» HOW TO COMPLETE THIS TASK: Return the data given below exactly as it appears.

» Transcript entries for document pages:
BEGIN

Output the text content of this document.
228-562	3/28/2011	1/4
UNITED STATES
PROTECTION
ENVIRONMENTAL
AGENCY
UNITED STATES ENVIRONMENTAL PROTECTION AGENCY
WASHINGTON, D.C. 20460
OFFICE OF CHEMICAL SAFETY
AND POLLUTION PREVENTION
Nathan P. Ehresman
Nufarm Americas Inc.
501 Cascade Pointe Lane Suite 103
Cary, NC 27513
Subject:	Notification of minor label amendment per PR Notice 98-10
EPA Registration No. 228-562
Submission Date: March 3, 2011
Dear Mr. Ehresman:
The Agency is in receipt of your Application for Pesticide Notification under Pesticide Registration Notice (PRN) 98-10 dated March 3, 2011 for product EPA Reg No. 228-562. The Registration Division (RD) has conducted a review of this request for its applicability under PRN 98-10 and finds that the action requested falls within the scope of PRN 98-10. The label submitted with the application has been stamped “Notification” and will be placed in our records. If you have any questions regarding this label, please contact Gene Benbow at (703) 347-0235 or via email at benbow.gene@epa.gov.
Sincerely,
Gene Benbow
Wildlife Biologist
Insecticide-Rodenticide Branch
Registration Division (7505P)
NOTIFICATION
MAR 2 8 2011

END

» ANSWER TO THE EXERCISE:
Output the text content of this document.
228-562	3/28/2011	1/4
UNITED STATES
PROTECTION
ENVIRONMENTAL
AGENCY
UNITED STATES ENVIRONMENTAL PROTECTION AGENCY
WASHINGTON, D.C. 20460
OFFICE OF CHEMICAL SAFETY
AND POLLUTION PREVENTION
Nathan P. Ehresman
Nufarm Americas Inc.
501 Cascade Pointe Lane Suite 103
Cary, NC 27513
Subject:	Notification of minor label amendment per PR Notice 98-10
EPA Registration No. 228-562
Submission Date: March 3, 2011
Dear Mr. Ehresman:
The Agency is in receipt of your Application for Pesticide Notification under Pesticide Registration Notice (PRN) 98-10 dated March 3, 2011 for product EPA Reg No. 228-562. The Registration Division (RD) has conducted a review of this request for its applicability under PRN 98-10 and finds that the action requested falls within the scope of PRN 98-10. The label submitted with the application has been stamped “Notification” and will be placed in our records. If you have any questions regarding this label, please contact Gene Benbow at (703) 347-0235 or via email at benbow.gene@epa.gov.
Sincerely,
Gene Benbow
Wildlife Biologist
Insecticide-Rodenticide Branch
Registration Division (7505P)
NOTIFICATION
MAR 2 8 2011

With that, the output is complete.